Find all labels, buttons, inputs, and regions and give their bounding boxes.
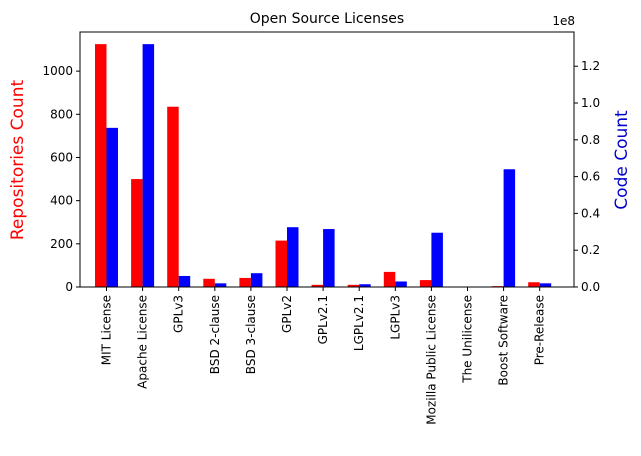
left-tick-label-0: 0 [65, 280, 73, 294]
x-tick-label-9: Mozilla Public License [424, 295, 438, 425]
code-bar-2 [178, 275, 191, 287]
x-tick-label-10: The Unilicense [461, 295, 475, 384]
repositories-bar-0 [95, 44, 107, 288]
right-tick-label-2: 0.4 [581, 206, 600, 220]
right-axis-multiplier: 1e8 [552, 14, 575, 28]
repositories-bar-4 [239, 277, 251, 287]
bars-group [95, 44, 552, 288]
x-tick-label-8: LGPLv3 [388, 295, 402, 340]
left-axis-label: Repositories Count [8, 80, 28, 241]
code-bar-12 [539, 283, 552, 287]
repositories-bar-2 [167, 106, 179, 287]
left-tick-label-5: 1000 [42, 64, 73, 78]
right-tick-label-3: 0.6 [581, 170, 600, 184]
code-bar-8 [395, 281, 407, 287]
repositories-bar-5 [275, 240, 287, 287]
chart-title: Open Source Licenses [250, 11, 404, 27]
x-tick-label-11: Boost Software [497, 295, 511, 386]
code-bar-11 [503, 169, 516, 287]
code-bar-1 [142, 44, 155, 288]
repositories-bar-1 [131, 179, 143, 287]
x-tick-label-4: BSD 3-clause [244, 295, 258, 374]
x-tick-label-7: LGPLv2.1 [352, 295, 366, 351]
right-tick-label-1: 0.2 [581, 243, 600, 257]
x-tick-label-3: BSD 2-clause [208, 295, 222, 374]
code-bar-0 [106, 127, 118, 287]
left-tick-label-4: 800 [50, 107, 73, 121]
repositories-bar-8 [383, 271, 396, 287]
repositories-bar-12 [528, 282, 540, 287]
repositories-bar-7 [347, 284, 360, 287]
code-bar-4 [250, 273, 263, 287]
code-bar-9 [431, 232, 443, 287]
x-tick-label-6: GPLv2.1 [316, 295, 330, 344]
x-tick-label-12: Pre-Release [533, 295, 547, 365]
right-axis-label: Code Count [612, 110, 632, 210]
x-tick-label-1: Apache License [136, 295, 150, 389]
right-tick-label-6: 1.2 [581, 59, 600, 73]
right-tick-label-0: 0.0 [581, 280, 600, 294]
plot-frame [79, 31, 575, 288]
right-tick-label-5: 1.0 [581, 96, 600, 110]
repositories-bar-6 [311, 284, 324, 287]
repositories-bar-3 [203, 278, 215, 287]
repositories-bar-9 [419, 280, 432, 287]
right-axis: 0.0 0.2 0.4 0.6 0.8 1.0 1.2 [574, 59, 600, 294]
left-axis: 0 200 400 600 800 1000 [42, 64, 80, 294]
code-bar-3 [214, 283, 227, 287]
x-tick-label-2: GPLv3 [172, 295, 186, 333]
left-tick-label-1: 200 [50, 237, 73, 251]
code-bar-6 [323, 229, 335, 287]
code-bar-5 [287, 227, 299, 287]
left-tick-label-3: 600 [50, 150, 73, 164]
right-tick-label-4: 0.8 [581, 133, 600, 147]
x-axis: MIT License Apache License GPLv3 BSD 2-clau… [100, 287, 547, 425]
left-tick-label-2: 400 [50, 194, 73, 208]
x-tick-label-0: MIT License [100, 295, 114, 365]
code-bar-7 [359, 284, 371, 287]
x-tick-label-5: GPLv2 [280, 295, 294, 333]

- - -

• **Instruções da tarefa**
Reproduza sem nenhuma alteração todas as linhas das entradas acima, deixando as imagens de fora.

• **Resposta completa**
Find all labels, buttons, inputs, and regions and give their bounding boxes.
left-tick-label-0: 0 [65, 280, 73, 294]
x-tick-label-9: Mozilla Public License [424, 295, 438, 425]
code-bar-2 [178, 275, 191, 287]
x-tick-label-10: The Unilicense [461, 295, 475, 384]
repositories-bar-0 [95, 44, 107, 288]
right-tick-label-2: 0.4 [581, 206, 600, 220]
right-axis-multiplier: 1e8 [552, 14, 575, 28]
repositories-bar-4 [239, 277, 251, 287]
bars-group [95, 44, 552, 288]
x-tick-label-8: LGPLv3 [388, 295, 402, 340]
left-axis-label: Repositories Count [8, 80, 28, 241]
code-bar-12 [539, 283, 552, 287]
repositories-bar-2 [167, 106, 179, 287]
left-tick-label-5: 1000 [42, 64, 73, 78]
right-tick-label-3: 0.6 [581, 170, 600, 184]
code-bar-8 [395, 281, 407, 287]
repositories-bar-5 [275, 240, 287, 287]
chart-title: Open Source Licenses [250, 11, 404, 27]
x-tick-label-11: Boost Software [497, 295, 511, 386]
code-bar-11 [503, 169, 516, 287]
code-bar-1 [142, 44, 155, 288]
repositories-bar-1 [131, 179, 143, 287]
x-tick-label-4: BSD 3-clause [244, 295, 258, 374]
x-tick-label-7: LGPLv2.1 [352, 295, 366, 351]
right-tick-label-1: 0.2 [581, 243, 600, 257]
x-tick-label-3: BSD 2-clause [208, 295, 222, 374]
code-bar-0 [106, 127, 118, 287]
left-tick-label-4: 800 [50, 107, 73, 121]
repositories-bar-8 [383, 271, 396, 287]
repositories-bar-12 [528, 282, 540, 287]
repositories-bar-7 [347, 284, 360, 287]
code-bar-4 [250, 273, 263, 287]
code-bar-9 [431, 232, 443, 287]
x-tick-label-6: GPLv2.1 [316, 295, 330, 344]
x-tick-label-12: Pre-Release [533, 295, 547, 365]
right-axis-label: Code Count [612, 110, 632, 210]
x-tick-label-1: Apache License [136, 295, 150, 389]
right-tick-label-6: 1.2 [581, 59, 600, 73]
right-tick-label-0: 0.0 [581, 280, 600, 294]
plot-frame [79, 31, 575, 288]
right-tick-label-5: 1.0 [581, 96, 600, 110]
repositories-bar-6 [311, 284, 324, 287]
repositories-bar-3 [203, 278, 215, 287]
repositories-bar-9 [419, 280, 432, 287]
right-axis: 0.0 0.2 0.4 0.6 0.8 1.0 1.2 [574, 59, 600, 294]
left-axis: 0 200 400 600 800 1000 [42, 64, 80, 294]
code-bar-3 [214, 283, 227, 287]
x-tick-label-2: GPLv3 [172, 295, 186, 333]
left-tick-label-1: 200 [50, 237, 73, 251]
code-bar-6 [323, 229, 335, 287]
code-bar-5 [287, 227, 299, 287]
left-tick-label-3: 600 [50, 150, 73, 164]
right-tick-label-4: 0.8 [581, 133, 600, 147]
x-axis: MIT License Apache License GPLv3 BSD 2-clau… [100, 287, 547, 425]
left-tick-label-2: 400 [50, 194, 73, 208]
x-tick-label-0: MIT License [100, 295, 114, 365]
code-bar-7 [359, 284, 371, 287]
x-tick-label-5: GPLv2 [280, 295, 294, 333]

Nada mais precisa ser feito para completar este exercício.